▶ _GIVEN PROBLEM_
Among the entries below, find the lines with "text" and copy them.

▶ _Stored dataset items_
** START **
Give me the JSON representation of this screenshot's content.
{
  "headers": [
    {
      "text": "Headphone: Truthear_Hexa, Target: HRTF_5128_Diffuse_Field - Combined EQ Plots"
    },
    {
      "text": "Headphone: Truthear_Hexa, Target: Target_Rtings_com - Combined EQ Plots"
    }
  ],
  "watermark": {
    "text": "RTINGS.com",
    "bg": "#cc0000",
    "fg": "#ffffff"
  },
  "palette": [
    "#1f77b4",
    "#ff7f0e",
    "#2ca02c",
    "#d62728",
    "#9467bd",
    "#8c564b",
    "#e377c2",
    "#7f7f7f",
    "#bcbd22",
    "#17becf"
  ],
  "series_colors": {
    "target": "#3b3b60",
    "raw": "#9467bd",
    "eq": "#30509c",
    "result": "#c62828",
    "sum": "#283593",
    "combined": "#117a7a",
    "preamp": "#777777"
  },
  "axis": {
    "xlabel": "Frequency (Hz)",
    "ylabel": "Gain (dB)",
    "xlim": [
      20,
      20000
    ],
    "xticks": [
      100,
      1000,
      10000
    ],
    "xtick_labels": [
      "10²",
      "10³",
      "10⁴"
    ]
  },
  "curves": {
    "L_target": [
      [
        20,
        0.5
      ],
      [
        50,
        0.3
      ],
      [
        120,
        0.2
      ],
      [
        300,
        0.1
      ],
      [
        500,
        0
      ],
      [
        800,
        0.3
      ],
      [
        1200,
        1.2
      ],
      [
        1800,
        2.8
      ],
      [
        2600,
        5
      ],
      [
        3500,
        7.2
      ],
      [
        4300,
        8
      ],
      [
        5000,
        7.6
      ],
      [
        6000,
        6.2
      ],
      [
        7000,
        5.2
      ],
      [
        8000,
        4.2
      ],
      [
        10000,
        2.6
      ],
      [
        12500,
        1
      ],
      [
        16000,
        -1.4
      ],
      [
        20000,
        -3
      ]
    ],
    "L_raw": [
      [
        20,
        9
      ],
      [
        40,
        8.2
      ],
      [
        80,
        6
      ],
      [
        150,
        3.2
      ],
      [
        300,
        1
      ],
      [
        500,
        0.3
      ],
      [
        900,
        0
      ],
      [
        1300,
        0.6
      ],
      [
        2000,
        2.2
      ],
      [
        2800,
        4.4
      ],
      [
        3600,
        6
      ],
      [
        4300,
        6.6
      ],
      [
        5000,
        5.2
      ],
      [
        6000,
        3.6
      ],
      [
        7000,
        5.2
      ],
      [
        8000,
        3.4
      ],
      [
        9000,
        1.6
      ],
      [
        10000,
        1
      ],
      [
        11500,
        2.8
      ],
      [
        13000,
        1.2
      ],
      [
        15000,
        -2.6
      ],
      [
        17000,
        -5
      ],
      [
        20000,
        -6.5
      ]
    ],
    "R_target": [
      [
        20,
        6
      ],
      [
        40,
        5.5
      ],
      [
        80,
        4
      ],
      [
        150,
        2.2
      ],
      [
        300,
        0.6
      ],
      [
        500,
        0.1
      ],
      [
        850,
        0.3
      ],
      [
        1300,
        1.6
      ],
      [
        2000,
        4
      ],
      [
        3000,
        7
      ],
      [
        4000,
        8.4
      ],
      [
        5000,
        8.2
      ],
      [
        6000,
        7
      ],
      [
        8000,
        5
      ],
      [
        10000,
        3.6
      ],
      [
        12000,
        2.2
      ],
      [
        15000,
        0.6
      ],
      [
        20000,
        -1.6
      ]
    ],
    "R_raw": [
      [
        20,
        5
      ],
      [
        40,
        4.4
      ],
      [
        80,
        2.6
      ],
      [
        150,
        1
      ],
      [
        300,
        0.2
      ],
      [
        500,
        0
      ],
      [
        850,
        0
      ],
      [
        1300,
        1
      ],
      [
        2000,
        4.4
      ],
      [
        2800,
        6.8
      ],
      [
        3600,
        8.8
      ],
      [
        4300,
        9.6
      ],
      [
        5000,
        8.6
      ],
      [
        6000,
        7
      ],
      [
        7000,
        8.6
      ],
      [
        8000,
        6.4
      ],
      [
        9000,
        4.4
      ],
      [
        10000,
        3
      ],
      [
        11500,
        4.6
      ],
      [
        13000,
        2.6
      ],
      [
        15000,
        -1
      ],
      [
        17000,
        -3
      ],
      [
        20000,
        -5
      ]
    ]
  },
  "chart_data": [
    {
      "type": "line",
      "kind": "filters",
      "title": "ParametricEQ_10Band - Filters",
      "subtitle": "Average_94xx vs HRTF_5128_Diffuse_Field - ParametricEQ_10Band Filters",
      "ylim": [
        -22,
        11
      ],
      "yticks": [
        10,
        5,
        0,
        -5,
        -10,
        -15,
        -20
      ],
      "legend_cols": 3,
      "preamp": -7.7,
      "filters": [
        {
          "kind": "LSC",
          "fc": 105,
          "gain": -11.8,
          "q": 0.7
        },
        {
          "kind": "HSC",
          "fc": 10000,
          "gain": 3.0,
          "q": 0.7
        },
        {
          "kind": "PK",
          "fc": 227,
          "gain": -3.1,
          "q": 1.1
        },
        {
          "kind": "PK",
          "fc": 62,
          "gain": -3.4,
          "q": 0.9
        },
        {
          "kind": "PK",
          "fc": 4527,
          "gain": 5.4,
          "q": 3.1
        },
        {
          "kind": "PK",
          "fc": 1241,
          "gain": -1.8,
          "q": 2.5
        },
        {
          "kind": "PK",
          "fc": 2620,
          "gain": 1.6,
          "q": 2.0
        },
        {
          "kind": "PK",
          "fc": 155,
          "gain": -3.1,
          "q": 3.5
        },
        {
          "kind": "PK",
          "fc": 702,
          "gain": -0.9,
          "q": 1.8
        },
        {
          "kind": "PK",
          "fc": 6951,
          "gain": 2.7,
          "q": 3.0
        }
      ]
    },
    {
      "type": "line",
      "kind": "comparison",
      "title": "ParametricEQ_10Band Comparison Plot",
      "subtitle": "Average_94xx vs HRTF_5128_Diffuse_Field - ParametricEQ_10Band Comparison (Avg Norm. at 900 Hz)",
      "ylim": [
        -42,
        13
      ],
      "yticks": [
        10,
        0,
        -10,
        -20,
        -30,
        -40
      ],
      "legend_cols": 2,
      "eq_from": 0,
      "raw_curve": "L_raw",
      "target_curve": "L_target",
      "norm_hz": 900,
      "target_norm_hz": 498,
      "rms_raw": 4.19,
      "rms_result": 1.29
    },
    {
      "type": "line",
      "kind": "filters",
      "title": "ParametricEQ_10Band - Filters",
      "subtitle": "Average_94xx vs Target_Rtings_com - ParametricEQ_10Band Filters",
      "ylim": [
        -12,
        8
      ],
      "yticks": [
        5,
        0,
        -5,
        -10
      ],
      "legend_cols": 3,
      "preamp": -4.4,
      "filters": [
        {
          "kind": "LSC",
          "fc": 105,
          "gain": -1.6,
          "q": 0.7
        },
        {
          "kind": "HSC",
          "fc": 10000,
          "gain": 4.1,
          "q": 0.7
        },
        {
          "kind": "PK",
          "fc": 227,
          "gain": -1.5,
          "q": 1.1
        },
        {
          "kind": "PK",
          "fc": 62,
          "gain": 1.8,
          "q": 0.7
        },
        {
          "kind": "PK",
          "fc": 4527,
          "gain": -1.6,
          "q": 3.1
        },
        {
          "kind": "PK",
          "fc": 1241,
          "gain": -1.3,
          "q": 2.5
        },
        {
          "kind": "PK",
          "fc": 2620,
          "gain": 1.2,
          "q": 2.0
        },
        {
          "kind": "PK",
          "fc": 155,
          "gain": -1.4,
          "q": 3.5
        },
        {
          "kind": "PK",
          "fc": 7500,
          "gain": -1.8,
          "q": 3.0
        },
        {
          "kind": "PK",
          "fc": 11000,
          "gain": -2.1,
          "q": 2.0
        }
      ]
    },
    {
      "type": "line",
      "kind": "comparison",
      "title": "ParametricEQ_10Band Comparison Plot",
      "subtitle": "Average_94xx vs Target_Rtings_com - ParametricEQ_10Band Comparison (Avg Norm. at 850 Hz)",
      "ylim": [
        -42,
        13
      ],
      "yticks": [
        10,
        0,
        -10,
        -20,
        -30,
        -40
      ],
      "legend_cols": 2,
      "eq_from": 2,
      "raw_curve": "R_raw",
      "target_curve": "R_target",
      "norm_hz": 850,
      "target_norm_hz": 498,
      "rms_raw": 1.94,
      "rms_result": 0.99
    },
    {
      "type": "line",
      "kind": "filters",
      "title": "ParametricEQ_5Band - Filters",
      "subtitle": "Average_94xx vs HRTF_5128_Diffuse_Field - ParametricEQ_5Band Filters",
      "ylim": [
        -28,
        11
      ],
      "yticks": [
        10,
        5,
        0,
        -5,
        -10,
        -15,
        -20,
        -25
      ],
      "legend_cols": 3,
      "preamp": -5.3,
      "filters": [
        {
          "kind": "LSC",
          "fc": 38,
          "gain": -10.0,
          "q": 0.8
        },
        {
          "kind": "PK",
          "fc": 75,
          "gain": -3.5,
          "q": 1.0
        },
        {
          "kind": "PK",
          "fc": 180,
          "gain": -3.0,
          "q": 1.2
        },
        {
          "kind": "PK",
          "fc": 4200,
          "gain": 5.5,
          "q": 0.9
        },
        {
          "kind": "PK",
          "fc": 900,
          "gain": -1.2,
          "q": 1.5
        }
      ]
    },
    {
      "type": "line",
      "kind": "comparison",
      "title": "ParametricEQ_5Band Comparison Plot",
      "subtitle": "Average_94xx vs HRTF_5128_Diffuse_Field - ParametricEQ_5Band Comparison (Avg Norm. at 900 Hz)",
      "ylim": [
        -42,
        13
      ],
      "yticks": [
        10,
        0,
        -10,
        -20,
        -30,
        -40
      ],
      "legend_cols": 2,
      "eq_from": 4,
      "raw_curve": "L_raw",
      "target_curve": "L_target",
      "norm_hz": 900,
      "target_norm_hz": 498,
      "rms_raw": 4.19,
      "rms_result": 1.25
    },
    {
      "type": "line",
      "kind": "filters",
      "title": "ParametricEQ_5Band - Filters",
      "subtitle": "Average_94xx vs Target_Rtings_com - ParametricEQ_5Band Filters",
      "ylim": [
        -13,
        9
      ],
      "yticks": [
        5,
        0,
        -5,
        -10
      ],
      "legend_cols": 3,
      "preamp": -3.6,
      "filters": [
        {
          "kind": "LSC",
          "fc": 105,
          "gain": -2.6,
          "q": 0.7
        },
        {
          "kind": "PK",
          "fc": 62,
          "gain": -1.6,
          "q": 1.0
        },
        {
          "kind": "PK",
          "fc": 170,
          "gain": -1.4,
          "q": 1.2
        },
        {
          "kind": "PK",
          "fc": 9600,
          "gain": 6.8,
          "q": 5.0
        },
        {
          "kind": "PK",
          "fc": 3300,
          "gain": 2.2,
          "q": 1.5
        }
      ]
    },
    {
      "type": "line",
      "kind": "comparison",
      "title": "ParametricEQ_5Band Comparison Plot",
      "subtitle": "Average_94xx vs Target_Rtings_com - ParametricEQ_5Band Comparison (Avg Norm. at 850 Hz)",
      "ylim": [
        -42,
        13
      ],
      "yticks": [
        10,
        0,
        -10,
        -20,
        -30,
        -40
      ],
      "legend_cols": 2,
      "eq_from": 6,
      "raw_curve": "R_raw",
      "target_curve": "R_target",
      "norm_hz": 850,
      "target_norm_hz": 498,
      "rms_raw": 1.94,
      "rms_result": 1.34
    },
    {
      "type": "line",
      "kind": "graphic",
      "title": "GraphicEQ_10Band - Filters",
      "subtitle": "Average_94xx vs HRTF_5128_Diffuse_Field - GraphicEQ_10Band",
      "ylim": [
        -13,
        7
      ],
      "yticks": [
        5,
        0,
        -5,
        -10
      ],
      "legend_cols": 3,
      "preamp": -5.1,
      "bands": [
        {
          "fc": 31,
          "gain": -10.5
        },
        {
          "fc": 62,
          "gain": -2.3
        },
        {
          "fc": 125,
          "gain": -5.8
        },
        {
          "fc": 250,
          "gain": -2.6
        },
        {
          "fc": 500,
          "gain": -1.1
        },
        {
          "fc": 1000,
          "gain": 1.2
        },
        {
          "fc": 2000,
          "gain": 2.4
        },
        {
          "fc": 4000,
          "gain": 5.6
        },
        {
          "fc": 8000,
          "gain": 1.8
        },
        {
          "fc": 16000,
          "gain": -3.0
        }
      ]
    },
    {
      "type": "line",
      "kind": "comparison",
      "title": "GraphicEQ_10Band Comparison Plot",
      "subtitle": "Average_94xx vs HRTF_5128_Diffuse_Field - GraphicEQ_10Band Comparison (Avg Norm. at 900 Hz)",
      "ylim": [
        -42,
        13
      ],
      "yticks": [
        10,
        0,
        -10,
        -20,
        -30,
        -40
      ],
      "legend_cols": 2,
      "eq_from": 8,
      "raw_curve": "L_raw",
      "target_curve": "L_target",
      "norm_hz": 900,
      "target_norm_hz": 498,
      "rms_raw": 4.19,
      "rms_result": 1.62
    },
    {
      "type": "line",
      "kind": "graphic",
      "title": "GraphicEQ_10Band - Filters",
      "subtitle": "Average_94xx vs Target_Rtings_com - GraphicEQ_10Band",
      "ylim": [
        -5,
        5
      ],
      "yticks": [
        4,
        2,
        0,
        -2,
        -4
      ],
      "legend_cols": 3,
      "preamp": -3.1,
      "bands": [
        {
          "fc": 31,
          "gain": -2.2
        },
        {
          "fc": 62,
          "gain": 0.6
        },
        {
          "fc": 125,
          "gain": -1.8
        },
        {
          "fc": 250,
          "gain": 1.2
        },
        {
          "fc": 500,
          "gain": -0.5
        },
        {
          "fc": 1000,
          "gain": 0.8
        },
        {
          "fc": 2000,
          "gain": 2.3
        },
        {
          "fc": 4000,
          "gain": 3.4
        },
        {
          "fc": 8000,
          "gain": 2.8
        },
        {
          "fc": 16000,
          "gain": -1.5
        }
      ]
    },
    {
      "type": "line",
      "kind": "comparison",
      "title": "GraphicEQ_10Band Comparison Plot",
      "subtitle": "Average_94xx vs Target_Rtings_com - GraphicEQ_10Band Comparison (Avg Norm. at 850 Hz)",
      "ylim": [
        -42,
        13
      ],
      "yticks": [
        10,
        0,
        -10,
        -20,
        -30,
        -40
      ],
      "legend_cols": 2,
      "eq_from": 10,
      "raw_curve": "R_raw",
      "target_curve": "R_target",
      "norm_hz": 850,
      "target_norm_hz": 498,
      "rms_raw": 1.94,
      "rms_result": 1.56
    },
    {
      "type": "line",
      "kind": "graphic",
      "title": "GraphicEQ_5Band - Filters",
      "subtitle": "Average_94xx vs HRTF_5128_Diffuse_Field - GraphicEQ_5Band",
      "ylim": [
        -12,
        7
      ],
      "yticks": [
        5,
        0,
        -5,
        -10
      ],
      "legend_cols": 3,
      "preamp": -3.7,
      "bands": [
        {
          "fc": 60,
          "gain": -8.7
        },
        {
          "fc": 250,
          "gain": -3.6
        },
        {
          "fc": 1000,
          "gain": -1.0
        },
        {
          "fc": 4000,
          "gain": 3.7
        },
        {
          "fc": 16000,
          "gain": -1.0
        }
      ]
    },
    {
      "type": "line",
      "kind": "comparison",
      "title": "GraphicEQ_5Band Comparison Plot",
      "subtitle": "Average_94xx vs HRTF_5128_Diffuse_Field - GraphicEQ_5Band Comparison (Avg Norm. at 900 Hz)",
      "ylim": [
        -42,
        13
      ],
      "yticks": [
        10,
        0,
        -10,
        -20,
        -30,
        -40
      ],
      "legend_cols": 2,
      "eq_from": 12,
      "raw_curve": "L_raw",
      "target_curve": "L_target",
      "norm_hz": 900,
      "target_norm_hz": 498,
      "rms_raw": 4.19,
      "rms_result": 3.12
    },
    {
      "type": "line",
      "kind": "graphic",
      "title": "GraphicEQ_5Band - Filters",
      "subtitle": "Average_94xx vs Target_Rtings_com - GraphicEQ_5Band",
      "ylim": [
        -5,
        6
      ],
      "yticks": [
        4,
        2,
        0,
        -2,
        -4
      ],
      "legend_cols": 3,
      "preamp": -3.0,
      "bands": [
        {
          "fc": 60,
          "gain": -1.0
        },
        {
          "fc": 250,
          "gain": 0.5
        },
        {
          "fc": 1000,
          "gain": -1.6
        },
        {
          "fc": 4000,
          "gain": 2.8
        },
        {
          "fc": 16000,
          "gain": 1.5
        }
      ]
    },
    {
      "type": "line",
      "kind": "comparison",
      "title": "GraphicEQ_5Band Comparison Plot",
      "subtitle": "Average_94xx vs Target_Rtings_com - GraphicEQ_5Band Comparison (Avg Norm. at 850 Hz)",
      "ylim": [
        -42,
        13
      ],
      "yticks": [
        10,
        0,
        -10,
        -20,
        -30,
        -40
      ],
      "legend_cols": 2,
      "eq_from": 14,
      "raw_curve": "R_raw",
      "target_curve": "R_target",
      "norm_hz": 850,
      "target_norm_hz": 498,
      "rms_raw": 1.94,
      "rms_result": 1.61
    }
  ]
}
** END **
▶ _EXERCISE RESPONSE_
      "text": "Headphone: Truthear_Hexa, Target: HRTF_5128_Diffuse_Field - Combined EQ Plots"
      "text": "Headphone: Truthear_Hexa, Target: Target_Rtings_com - Combined EQ Plots"
    "text": "RTINGS.com",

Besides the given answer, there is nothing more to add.